(Your instructions)
Gather up all lines that carry the word "各部门对已颁发过的所有有效期内存量证照进行电子化转换".

(Dataset items)
======
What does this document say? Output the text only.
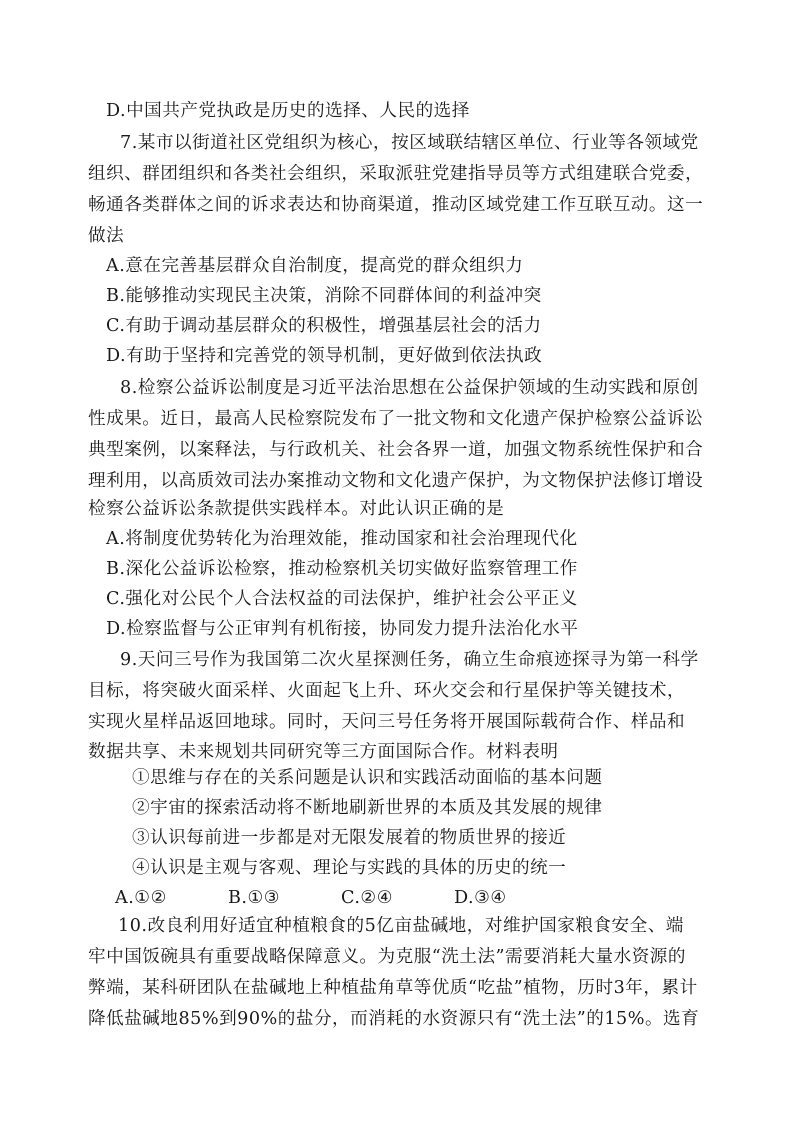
D.中国共产党执政是历史的选择、人民的选择
7.某市以街道社区党组织为核心，按区域联结辖区单位、行业等各领域党
组织、群团组织和各类社会组织，采取派驻党建指导员等方式组建联合党委，
畅通各类群体之间的诉求表达和协商渠道，推动区域党建工作互联互动。这一
做法
A.意在完善基层群众自治制度，提高党的群众组织力
B.能够推动实现民主决策，消除不同群体间的利益冲突
C.有助于调动基层群众的积极性，增强基层社会的活力
D.有助于坚持和完善党的领导机制，更好做到依法执政
8.检察公益诉讼制度是习近平法治思想在公益保护领域的生动实践和原创
性成果。近日，最高人民检察院发布了一批文物和文化遗产保护检察公益诉讼
典型案例，以案释法，与行政机关、社会各界一道，加强文物系统性保护和合
理利用，以高质效司法办案推动文物和文化遗产保护，为文物保护法修订增设
检察公益诉讼条款提供实践样本。对此认识正确的是
A.将制度优势转化为治理效能，推动国家和社会治理现代化
B.深化公益诉讼检察，推动检察机关切实做好监察管理工作
C.强化对公民个人合法权益的司法保护，维护社会公平正义
D.检察监督与公正审判有机衔接，协同发力提升法治化水平
9.天问三号作为我国第二次火星探测任务，确立生命痕迹探寻为第一科学
目标，将突破火面采样、火面起飞上升、环火交会和行星保护等关键技术，
实现火星样品返回地球。同时，天问三号任务将开展国际载荷合作、样品和
数据共享、未来规划共同研究等三方面国际合作。材料表明
①思维与存在的关系问题是认识和实践活动面临的基本问题
②宇宙的探索活动将不断地刷新世界的本质及其发展的规律
③认识每前进一步都是对无限发展着的物质世界的接近
④认识是主观与客观、理论与实践的具体的历史的统一
A.①②	B.①③	C.②④	D.③④
10.改良利用好适宜种植粮食的5亿亩盐碱地，对维护国家粮食安全、端
牢中国饭碗具有重要战略保障意义。为克服“洗土法”需要消耗大量水资源的
弊端，某科研团队在盐碱地上种植盐角草等优质“吃盐”植物，历时3年，累计
降低盐碱地85%到90%的盐分，而消耗的水资源只有“洗土法”的15%。选育
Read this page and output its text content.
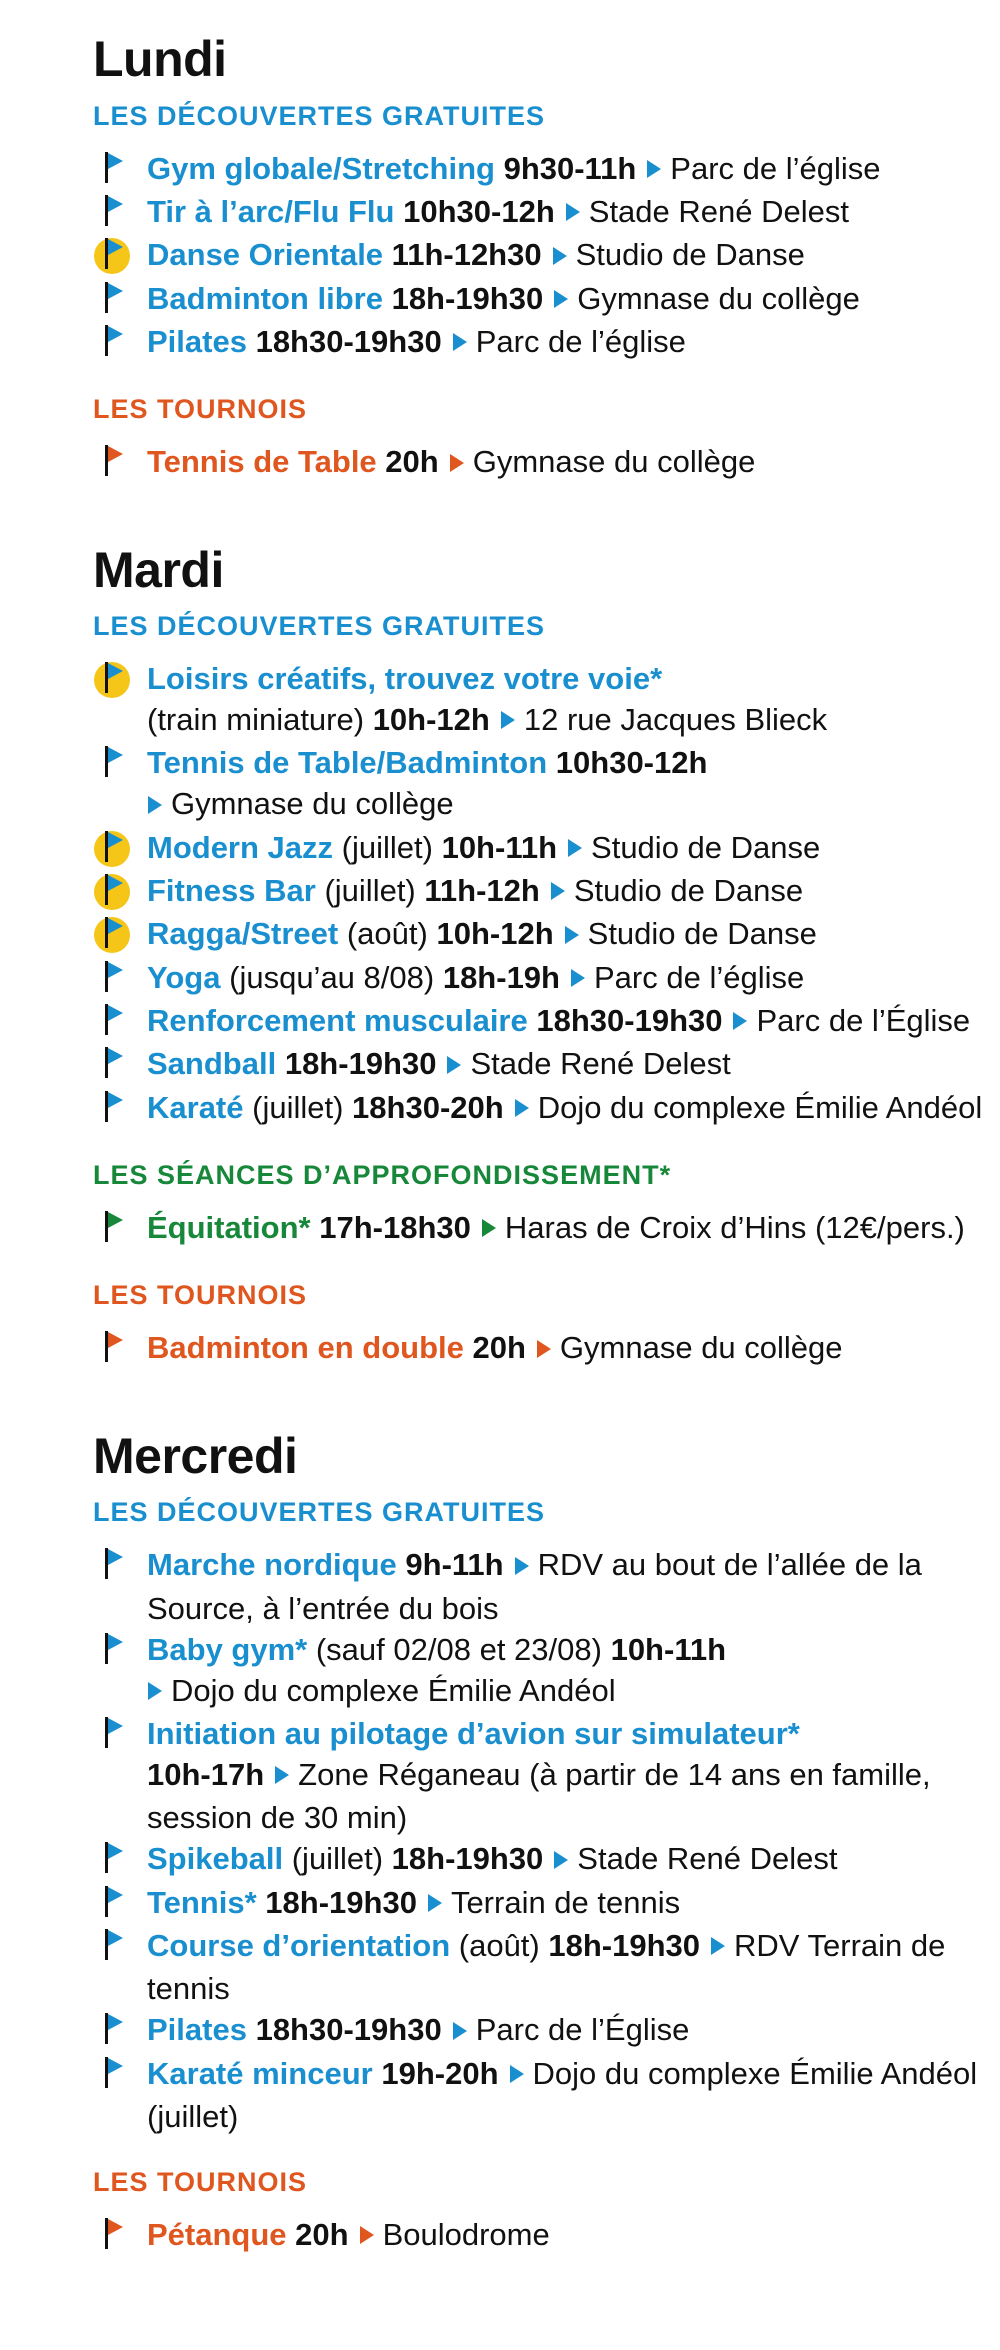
Lundi
LES DÉCOUVERTES GRATUITES
Gym globale/Stretching 9h30-11h Parc de l’église
Tir à l’arc/Flu Flu 10h30-12h Stade René Delest
Danse Orientale 11h-12h30 Studio de Danse
Badminton libre 18h-19h30 Gymnase du collège
Pilates 18h30-19h30 Parc de l’église
LES TOURNOIS
Tennis de Table 20h Gymnase du collège
Mardi
LES DÉCOUVERTES GRATUITES
Loisirs créatifs, trouvez votre voie*
(train miniature) 10h-12h 12 rue Jacques Blieck
Tennis de Table/Badminton 10h30-12h
Gymnase du collège
Modern Jazz (juillet) 10h-11h Studio de Danse
Fitness Bar (juillet) 11h-12h Studio de Danse
Ragga/Street (août) 10h-12h Studio de Danse
Yoga (jusqu’au 8/08) 18h-19h Parc de l’église
Renforcement musculaire 18h30-19h30 Parc de l’Église
Sandball 18h-19h30 Stade René Delest
Karaté (juillet) 18h30-20h Dojo du complexe Émilie Andéol
LES SÉANCES D’APPROFONDISSEMENT*
Équitation* 17h-18h30 Haras de Croix d’Hins (12€/pers.)
LES TOURNOIS
Badminton en double 20h Gymnase du collège
Mercredi
LES DÉCOUVERTES GRATUITES
Marche nordique 9h-11h RDV au bout de l’allée de la Source, à l’entrée du bois
Baby gym* (sauf 02/08 et 23/08) 10h-11h
Dojo du complexe Émilie Andéol
Initiation au pilotage d’avion sur simulateur*
10h-17h Zone Réganeau (à partir de 14 ans en famille, session de 30 min)
Spikeball (juillet) 18h-19h30 Stade René Delest
Tennis* 18h-19h30 Terrain de tennis
Course d’orientation (août) 18h-19h30 RDV Terrain de tennis
Pilates 18h30-19h30 Parc de l’Église
Karaté minceur 19h-20h Dojo du complexe Émilie Andéol (juillet)
LES TOURNOIS
Pétanque 20h Boulodrome
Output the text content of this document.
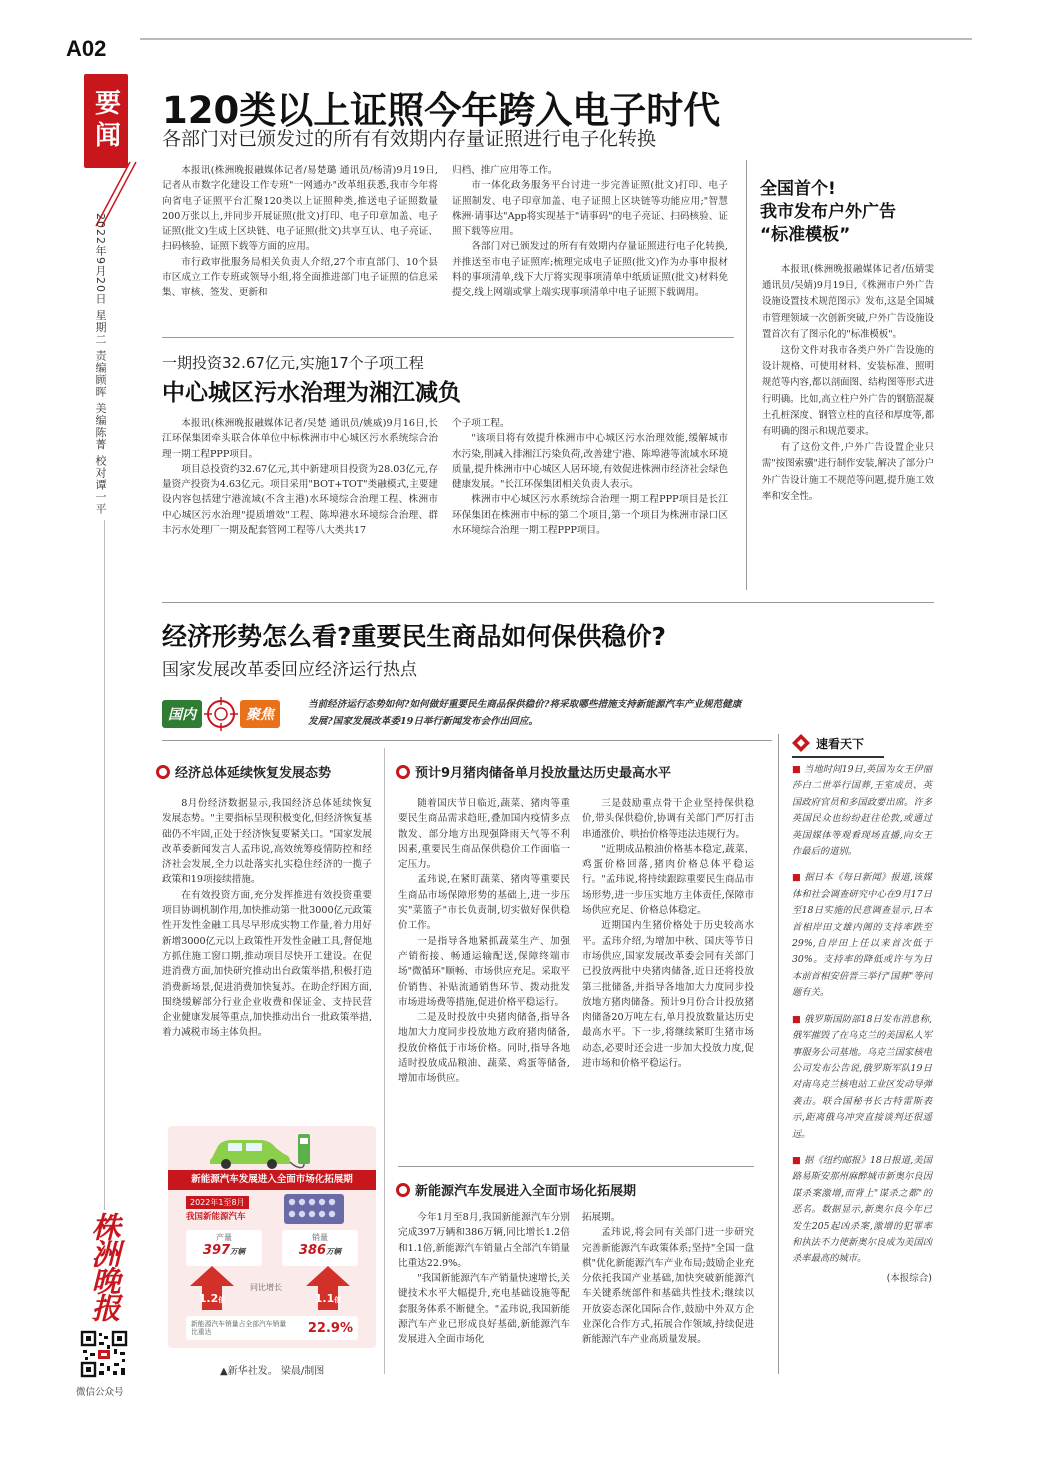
A02
要闻
2022年9月20日 星期二 责编顾晖 美编陈菁 校对谭一平
株洲晚报
微信公众号
120类以上证照今年跨入电子时代
各部门对已颁发过的所有有效期内存量证照进行电子化转换

本报讯(株洲晚报融媒体记者/易楚璐 通讯员/杨清)9月19日,记者从市数字化建设工作专班"一网通办"改革组获悉,我市今年将向省电子证照平台汇聚120类以上证照种类,推送电子证照数量200万张以上,并同步开展证照(批文)打印、电子印章加盖、电子证照(批文)生成上区块链、电子证照(批文)共享互认、电子亮证、扫码核验、证照下载等方面的应用。

市行政审批服务局相关负责人介绍,27个市直部门、10个县市区成立工作专班或领导小组,将全面推进部门电子证照的信息采集、审核、签发、更新和

归档、推广应用等工作。

市一体化政务服务平台讨进一步完善证照(批文)打印、电子证照制发、电子印章加盖、电子证照上区块链等功能应用;"智慧株洲·请事达"App将实现基于"请事码"的电子亮证、扫码核验、证照下载等应用。

各部门对已颁发过的所有有效期内存量证照进行电子化转换,并推送至市电子证照库;梳理完成电子证照(批文)作为办事申报材料的事项清单,线下大厅将实现事项清单中纸质证照(批文)材料免提交,线上网端或掌上端实现事项清单中电子证照下载调用。

一期投资32.67亿元,实施17个子项工程
中心城区污水治理为湘江减负

本报讯(株洲晚报融媒体记者/吴楚 通讯员/姚威)9月16日,长江环保集团牵头联合体单位中标株洲市中心城区污水系统综合治理一期工程PPP项目。

项目总投资约32.67亿元,其中新建项目投资为28.03亿元,存量资产投资为4.63亿元。项目采用"BOT+TOT"类融模式,主要建设内容包括建宁港流域(不含主港)水环境综合治理工程、株洲市中心城区污水治理"提质增效"工程、陈埠港水环境综合治理、群丰污水处理厂一期及配套管网工程等八大类共17

个子项工程。

"该项目将有效提升株洲市中心城区污水治理效能,缓解城市水污染,削减入排湘江污染负荷,改善建宁港、陈埠港等流域水环境质量,提升株洲市中心城区人居环境,有效促进株洲市经济社会绿色健康发展。"长江环保集团相关负责人表示。

株洲市中心城区污水系统综合治理一期工程PPP项目是长江环保集团在株洲市中标的第二个项目,第一个项目为株洲市渌口区水环境综合治理一期工程PPP项目。

全国首个!
我市发布户外广告
“标准模板”

本报讯(株洲晚报融媒体记者/伍婧雯 通讯员/吴婧)9月19日,《株洲市户外广告设施设置技术规范图示》发布,这是全国城市管理领域一次创新突破,户外广告设施设置首次有了图示化的"标准模板"。

这份文件对我市各类户外广告设施的设计规格、可使用材料、安装标准、照明规范等内容,都以剖面图、结构图等形式进行明确。比如,高立柱户外广告的钢筋混凝土孔桩深度、钢管立柱的直径和厚度等,都有明确的图示和规范要求。

有了这份文件,户外广告设置企业只需"按图索骥"进行制作安装,解决了部分户外广告设计施工不规范等问题,提升施工效率和安全性。

经济形势怎么看?重要民生商品如何保供稳价?
国家发展改革委回应经济运行热点
国内	聚焦
当前经济运行态势如何?如何做好重要民生商品保供稳价?将采取哪些措施支持新能源汽车产业规范健康发展?国家发展改革委19日举行新闻发布会作出回应。
经济总体延续恢复发展态势

8月份经济数据显示,我国经济总体延续恢复发展态势。"主要指标呈现积极变化,但经济恢复基础仍不牢固,正处于经济恢复要紧关口。"国家发展改革委新闻发言人孟玮说,高效统筹疫情防控和经济社会发展,全力以赴落实扎实稳住经济的一揽子政策和19项接续措施。

在有效投资方面,充分发挥推进有效投资重要项目协调机制作用,加快推动第一批3000亿元政策性开发性金融工具尽早形成实物工作量,着力用好新增3000亿元以上政策性开发性金融工具,督促地方抓住施工窗口期,推动项目尽快开工建设。在促进消费方面,加快研究推动出台政策举措,积极打造消费新场景,促进消费加快复苏。在助企纾困方面,围绕缓解部分行业企业收费和保证金、支持民营企业健康发展等重点,加快推动出台一批政策举措,着力减税市场主体负担。

新能源汽车发展进入全面市场化拓展期
2022年1至8月
我国新能源汽车
产量
397万辆
销量
386万辆
同比增长
1.2倍	1.1倍
新能源汽车销量占全部汽车销量比重达	22.9%
▲新华社发。 梁晨/制图
预计9月猪肉储备单月投放量达历史最高水平

随着国庆节日临近,蔬菜、猪肉等重要民生商品需求趋旺,叠加国内疫情多点散发、部分地方出现强降雨天气等不利因素,重要民生商品保供稳价工作面临一定压力。

孟玮说,在紧盯蔬菜、猪肉等重要民生商品市场保障形势的基础上,进一步压实"菜篮子"市长负责制,切实做好保供稳价工作。

一是指导各地紧抓蔬菜生产、加强产销衔接、畅通运输配送,保障终端市场"微循环"顺畅、市场供应充足。采取平价销售、补贴流通销售环节、拨动批发市场进场费等措施,促进价格平稳运行。

二是及时投放中央猪肉储备,指导各地加大力度同步投放地方政府猪肉储备,投放价格低于市场价格。同时,指导各地适时投放成品粮油、蔬菜、鸡蛋等储备,增加市场供应。

三是鼓励重点骨干企业坚持保供稳价,带头保供稳价,协调有关部门严厉打击串通涨价、哄抬价格等违法违规行为。

"近期成品粮油价格基本稳定,蔬菜、鸡蛋价格回落,猪肉价格总体平稳运行。"孟玮说,将持续跟踪重要民生商品市场形势,进一步压实地方主体责任,保障市场供应充足、价格总体稳定。

近期国内生猪价格处于历史较高水平。孟玮介绍,为增加中秋、国庆等节日市场供应,国家发展改革委会同有关部门已投放两批中央猪肉储备,近日还将投放第三批储备,并指导各地加大力度同步投放地方猪肉储备。预计9月份合计投放猪肉储备20万吨左右,单月投放数量达历史最高水平。下一步,将继续紧盯生猪市场动态,必要时还会进一步加大投放力度,促进市场和价格平稳运行。

新能源汽车发展进入全面市场化拓展期

今年1月至8月,我国新能源汽车分别完成397万辆和386万辆,同比增长1.2倍和1.1倍,新能源汽车销量占全部汽车销量比重达22.9%。

"我国新能源汽车产销量快速增长,关键技术水平大幅提升,充电基础设施等配套服务体系不断健全。"孟玮说,我国新能源汽车产业已形成良好基础,新能源汽车发展进入全面市场化

拓展期。

孟玮说,将会同有关部门进一步研究完善新能源汽车政策体系;坚持"全国一盘棋"优化新能源汽车产业布局;鼓励企业充分依托我国产业基础,加快突破新能源汽车关键系统部件和基础共性技术;继续以开放姿态深化国际合作,鼓励中外双方企业深化合作方式,拓展合作领域,持续促进新能源汽车产业高质量发展。

速看天下
■ 当地时间19日,英国为女王伊丽莎白二世举行国葬,王室成员、英国政府官员和多国政要出席。许多英国民众也纷纷赶往伦敦,或通过英国媒体等观看现场直播,向女王作最后的道别。
■ 据日本《每日新闻》报道,该媒体和社会调查研究中心在9月17日至18日实施的民意调查显示,日本首相岸田文雄内阁的支持率跌至29%,自岸田上任以来首次低于30%。支持率的降低或许与为日本前首相安倍晋三举行"国葬"等问题有关。
■ 俄罗斯国防部18日发布消息称,俄军摧毁了在乌克兰的美国私人军事服务公司基地。乌克兰国家核电公司发布公告说,俄罗斯军队19日对南乌克兰核电站工业区发动导弹袭击。联合国秘书长古特雷斯表示,距离俄乌冲突直接谈判还很遥远。
■ 据《纽约邮报》18日报道,美国路易斯安那州麻醉城市新奥尔良因谋杀案激增,而背上"谋杀之都"的恶名。数据显示,新奥尔良今年已发生205起凶杀案,激增的犯罪率和执法不力使新奥尔良成为美国凶杀率最高的城市。
(本报综合)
======
(Result of this exercise)
各部门对已颁发过的所有有效期内存量证照进行电子化转换
各部门对已颁发过的所有有效期内存量证照进行电子化转换,并推送至市电子证照库;梳理完成电子证照(批文)作为办事申报材料的事项清单,线下大厅将实现事项清单中纸质证照(批文)材料免提交,线上网端或掌上端实现事项清单中电子证照下载调用。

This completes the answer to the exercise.